TASK DIRECTIONS:
Repeat every record below exactly as it appears.

DATASET ROWS:
+===+
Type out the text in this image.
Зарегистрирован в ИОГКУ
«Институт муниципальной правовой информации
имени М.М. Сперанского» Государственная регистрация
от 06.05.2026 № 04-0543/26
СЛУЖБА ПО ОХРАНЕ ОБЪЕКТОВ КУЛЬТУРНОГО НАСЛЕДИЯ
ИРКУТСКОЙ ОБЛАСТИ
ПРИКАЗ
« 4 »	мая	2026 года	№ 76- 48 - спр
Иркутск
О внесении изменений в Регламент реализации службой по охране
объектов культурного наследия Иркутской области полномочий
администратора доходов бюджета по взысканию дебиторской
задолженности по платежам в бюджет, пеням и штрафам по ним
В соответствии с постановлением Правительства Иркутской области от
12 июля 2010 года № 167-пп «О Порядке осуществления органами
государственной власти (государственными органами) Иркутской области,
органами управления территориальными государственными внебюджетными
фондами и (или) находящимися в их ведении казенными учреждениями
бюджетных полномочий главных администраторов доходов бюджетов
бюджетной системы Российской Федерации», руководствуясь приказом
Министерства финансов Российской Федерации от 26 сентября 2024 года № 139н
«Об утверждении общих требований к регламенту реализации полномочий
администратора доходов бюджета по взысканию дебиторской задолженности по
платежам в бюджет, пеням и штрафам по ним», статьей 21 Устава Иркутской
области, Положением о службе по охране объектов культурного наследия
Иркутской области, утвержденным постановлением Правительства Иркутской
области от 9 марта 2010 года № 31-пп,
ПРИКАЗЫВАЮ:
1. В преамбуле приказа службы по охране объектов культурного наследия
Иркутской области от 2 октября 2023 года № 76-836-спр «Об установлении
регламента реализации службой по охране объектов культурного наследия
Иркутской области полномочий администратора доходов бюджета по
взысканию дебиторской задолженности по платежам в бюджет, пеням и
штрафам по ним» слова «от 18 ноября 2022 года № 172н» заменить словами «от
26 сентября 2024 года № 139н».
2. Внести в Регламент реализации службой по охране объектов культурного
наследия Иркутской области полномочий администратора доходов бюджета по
+===+
THE COMPLETED TASK:
Type out the text in this image.
Зарегистрирован в ИОГКУ
«Институт муниципальной правовой информации
имени М.М. Сперанского» Государственная регистрация
от 06.05.2026 № 04-0543/26
СЛУЖБА ПО ОХРАНЕ ОБЪЕКТОВ КУЛЬТУРНОГО НАСЛЕДИЯ
ИРКУТСКОЙ ОБЛАСТИ
ПРИКАЗ
« 4 »	мая	2026 года	№ 76- 48 - спр
Иркутск
О внесении изменений в Регламент реализации службой по охране
объектов культурного наследия Иркутской области полномочий
администратора доходов бюджета по взысканию дебиторской
задолженности по платежам в бюджет, пеням и штрафам по ним
В соответствии с постановлением Правительства Иркутской области от
12 июля 2010 года № 167-пп «О Порядке осуществления органами
государственной власти (государственными органами) Иркутской области,
органами управления территориальными государственными внебюджетными
фондами и (или) находящимися в их ведении казенными учреждениями
бюджетных полномочий главных администраторов доходов бюджетов
бюджетной системы Российской Федерации», руководствуясь приказом
Министерства финансов Российской Федерации от 26 сентября 2024 года № 139н
«Об утверждении общих требований к регламенту реализации полномочий
администратора доходов бюджета по взысканию дебиторской задолженности по
платежам в бюджет, пеням и штрафам по ним», статьей 21 Устава Иркутской
области, Положением о службе по охране объектов культурного наследия
Иркутской области, утвержденным постановлением Правительства Иркутской
области от 9 марта 2010 года № 31-пп,
ПРИКАЗЫВАЮ:
1. В преамбуле приказа службы по охране объектов культурного наследия
Иркутской области от 2 октября 2023 года № 76-836-спр «Об установлении
регламента реализации службой по охране объектов культурного наследия
Иркутской области полномочий администратора доходов бюджета по
взысканию дебиторской задолженности по платежам в бюджет, пеням и
штрафам по ним» слова «от 18 ноября 2022 года № 172н» заменить словами «от
26 сентября 2024 года № 139н».
2. Внести в Регламент реализации службой по охране объектов культурного
наследия Иркутской области полномочий администратора доходов бюджета по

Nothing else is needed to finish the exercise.